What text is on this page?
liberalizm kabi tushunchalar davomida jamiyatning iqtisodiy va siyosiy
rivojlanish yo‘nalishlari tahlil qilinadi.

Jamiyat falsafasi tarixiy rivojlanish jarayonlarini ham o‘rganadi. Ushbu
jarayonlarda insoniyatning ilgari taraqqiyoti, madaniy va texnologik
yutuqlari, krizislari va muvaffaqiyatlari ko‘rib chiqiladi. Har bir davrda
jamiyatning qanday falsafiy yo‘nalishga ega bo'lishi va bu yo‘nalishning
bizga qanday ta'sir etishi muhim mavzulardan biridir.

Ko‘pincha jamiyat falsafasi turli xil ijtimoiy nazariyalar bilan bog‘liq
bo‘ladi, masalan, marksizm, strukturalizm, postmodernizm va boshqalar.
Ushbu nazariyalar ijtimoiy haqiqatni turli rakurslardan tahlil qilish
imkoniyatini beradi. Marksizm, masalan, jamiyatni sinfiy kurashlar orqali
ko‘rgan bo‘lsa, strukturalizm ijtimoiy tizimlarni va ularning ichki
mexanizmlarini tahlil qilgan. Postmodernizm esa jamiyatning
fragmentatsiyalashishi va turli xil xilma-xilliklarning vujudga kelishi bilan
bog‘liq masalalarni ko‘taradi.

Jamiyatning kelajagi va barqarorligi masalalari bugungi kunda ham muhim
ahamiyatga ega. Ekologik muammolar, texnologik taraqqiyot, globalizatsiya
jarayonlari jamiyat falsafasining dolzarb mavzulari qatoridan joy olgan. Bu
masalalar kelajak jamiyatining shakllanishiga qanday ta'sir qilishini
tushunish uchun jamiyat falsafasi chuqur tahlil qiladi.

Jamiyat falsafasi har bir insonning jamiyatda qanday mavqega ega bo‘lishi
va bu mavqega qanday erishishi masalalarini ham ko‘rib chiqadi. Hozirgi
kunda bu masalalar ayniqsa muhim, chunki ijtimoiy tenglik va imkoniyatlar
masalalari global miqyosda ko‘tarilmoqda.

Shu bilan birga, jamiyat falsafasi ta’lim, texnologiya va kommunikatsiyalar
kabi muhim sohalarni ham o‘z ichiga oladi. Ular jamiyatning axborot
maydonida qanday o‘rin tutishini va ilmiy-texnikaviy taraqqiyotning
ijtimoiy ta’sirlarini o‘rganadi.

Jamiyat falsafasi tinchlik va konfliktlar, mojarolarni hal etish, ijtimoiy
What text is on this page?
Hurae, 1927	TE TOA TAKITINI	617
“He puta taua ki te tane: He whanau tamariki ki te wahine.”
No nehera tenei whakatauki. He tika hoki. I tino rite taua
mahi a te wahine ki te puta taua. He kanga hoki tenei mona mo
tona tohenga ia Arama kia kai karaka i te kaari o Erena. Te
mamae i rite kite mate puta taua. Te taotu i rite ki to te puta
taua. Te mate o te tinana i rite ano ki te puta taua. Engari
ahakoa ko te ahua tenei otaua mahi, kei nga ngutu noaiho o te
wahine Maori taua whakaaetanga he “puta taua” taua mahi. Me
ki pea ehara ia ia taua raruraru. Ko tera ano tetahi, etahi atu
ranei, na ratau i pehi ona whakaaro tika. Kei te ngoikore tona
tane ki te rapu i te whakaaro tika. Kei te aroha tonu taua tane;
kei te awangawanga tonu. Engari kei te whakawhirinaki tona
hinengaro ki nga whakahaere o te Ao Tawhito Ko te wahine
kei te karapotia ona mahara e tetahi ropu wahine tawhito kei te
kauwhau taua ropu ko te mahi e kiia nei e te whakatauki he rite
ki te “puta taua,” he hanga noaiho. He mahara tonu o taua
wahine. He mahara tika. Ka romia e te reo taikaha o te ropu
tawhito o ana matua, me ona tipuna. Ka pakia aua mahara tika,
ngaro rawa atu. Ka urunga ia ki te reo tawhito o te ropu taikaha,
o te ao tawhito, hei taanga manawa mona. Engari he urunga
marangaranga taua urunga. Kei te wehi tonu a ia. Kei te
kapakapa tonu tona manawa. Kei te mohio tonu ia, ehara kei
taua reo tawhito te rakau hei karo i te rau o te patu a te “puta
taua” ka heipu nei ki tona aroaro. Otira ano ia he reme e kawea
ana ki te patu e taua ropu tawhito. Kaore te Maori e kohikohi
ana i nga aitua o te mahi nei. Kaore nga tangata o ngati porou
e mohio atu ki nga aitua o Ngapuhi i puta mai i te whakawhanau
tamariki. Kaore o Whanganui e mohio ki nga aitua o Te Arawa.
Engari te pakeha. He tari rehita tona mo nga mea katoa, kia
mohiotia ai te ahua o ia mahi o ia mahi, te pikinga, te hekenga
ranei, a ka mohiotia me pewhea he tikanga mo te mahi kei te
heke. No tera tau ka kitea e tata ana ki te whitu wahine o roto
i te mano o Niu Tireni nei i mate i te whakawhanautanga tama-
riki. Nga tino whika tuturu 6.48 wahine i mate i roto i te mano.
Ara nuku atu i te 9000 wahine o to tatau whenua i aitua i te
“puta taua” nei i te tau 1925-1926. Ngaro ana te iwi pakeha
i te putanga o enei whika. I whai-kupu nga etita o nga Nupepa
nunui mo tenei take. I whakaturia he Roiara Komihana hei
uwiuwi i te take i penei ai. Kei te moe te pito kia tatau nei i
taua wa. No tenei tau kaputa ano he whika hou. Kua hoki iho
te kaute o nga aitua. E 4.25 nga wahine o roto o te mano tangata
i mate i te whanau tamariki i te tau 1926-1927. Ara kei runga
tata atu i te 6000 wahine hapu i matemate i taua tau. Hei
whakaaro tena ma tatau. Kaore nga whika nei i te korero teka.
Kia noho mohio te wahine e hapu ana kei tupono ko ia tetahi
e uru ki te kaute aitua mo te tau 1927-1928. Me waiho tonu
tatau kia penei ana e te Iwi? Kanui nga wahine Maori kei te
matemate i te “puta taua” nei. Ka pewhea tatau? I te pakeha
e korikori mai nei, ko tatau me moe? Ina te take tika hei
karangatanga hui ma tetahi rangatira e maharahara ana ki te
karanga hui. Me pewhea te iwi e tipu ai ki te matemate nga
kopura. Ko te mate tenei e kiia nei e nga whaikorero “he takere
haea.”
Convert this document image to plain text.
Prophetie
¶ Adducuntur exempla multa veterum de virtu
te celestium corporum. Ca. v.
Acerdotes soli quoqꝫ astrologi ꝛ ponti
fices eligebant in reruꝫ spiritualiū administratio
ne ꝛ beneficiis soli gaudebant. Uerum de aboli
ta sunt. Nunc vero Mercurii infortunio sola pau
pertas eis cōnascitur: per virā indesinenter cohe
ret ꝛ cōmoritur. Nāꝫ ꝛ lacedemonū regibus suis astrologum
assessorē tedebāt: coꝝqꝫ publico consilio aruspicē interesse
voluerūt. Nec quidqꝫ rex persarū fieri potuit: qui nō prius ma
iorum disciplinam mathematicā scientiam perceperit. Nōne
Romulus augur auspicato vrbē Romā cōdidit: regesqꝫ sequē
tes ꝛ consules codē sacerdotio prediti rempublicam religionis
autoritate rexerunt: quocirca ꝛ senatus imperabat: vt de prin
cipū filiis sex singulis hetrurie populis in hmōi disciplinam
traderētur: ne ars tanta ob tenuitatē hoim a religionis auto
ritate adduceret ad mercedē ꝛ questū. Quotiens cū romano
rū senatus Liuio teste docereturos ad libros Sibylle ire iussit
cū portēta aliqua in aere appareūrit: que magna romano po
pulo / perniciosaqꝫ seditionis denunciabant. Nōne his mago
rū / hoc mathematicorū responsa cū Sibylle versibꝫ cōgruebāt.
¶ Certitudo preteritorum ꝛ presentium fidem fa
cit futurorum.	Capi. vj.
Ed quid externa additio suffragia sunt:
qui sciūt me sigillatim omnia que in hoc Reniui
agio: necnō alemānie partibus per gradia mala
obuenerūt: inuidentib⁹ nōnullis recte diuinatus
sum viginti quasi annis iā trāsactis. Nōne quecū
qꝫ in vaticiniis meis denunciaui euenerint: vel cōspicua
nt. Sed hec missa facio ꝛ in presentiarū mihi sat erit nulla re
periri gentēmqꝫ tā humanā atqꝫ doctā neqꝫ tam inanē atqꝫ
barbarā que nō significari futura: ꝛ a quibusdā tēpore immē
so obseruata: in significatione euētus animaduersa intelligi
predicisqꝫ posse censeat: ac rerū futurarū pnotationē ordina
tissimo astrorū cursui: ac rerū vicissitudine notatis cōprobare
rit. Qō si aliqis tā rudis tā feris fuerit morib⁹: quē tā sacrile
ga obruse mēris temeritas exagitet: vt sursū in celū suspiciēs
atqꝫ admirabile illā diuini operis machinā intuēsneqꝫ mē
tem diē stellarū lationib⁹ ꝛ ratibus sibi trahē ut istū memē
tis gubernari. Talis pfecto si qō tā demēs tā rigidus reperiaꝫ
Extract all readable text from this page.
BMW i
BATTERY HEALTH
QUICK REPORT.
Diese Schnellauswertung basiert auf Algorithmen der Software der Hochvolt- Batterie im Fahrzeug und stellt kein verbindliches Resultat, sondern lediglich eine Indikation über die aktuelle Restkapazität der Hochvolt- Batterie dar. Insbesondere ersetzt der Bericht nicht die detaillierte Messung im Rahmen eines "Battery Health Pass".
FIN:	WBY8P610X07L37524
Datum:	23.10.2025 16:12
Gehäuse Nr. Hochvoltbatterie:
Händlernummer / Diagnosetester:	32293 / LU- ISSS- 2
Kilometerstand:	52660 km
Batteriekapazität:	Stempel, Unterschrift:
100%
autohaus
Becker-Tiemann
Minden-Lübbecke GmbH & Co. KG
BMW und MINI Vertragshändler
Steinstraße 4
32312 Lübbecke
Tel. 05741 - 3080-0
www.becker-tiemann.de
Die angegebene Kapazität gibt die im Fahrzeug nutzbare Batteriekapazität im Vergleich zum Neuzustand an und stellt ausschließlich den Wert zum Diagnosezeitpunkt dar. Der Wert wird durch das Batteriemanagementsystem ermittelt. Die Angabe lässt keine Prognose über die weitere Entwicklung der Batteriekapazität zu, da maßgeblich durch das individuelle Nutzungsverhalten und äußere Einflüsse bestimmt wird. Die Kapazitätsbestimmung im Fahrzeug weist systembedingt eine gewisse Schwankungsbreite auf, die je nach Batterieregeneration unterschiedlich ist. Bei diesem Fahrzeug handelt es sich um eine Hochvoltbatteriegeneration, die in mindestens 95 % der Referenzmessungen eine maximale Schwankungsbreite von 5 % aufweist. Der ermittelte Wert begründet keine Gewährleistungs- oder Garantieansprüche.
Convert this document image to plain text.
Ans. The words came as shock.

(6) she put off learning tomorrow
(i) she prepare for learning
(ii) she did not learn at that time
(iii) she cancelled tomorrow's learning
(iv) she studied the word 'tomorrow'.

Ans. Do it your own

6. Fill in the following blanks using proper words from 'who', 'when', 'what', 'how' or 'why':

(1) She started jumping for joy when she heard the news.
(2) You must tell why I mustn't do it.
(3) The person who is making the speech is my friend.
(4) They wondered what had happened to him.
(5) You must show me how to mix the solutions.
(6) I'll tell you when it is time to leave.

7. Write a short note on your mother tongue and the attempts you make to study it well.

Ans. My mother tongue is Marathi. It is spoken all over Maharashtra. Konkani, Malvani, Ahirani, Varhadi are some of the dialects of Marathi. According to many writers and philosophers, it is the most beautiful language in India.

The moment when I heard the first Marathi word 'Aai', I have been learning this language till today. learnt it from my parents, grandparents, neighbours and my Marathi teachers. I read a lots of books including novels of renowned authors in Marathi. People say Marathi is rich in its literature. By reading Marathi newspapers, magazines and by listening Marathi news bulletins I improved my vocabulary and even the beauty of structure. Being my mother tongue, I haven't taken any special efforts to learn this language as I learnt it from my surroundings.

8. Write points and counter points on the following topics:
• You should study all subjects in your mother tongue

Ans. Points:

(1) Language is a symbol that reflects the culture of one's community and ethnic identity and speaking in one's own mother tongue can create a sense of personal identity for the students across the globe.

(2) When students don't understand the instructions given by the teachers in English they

________________________

Problem to solve: Using the listing above, return all lines where the word "roto" occurs.

Completed task:
heke. No tera tau ka kitea e tata ana ki te whitu wahine o roto
riki. Nga tino whika tuturu 6.48 wahine i mate i roto i te mano.
te kaute o nga aitua. E 4.25 nga wahine o roto o te mano tangata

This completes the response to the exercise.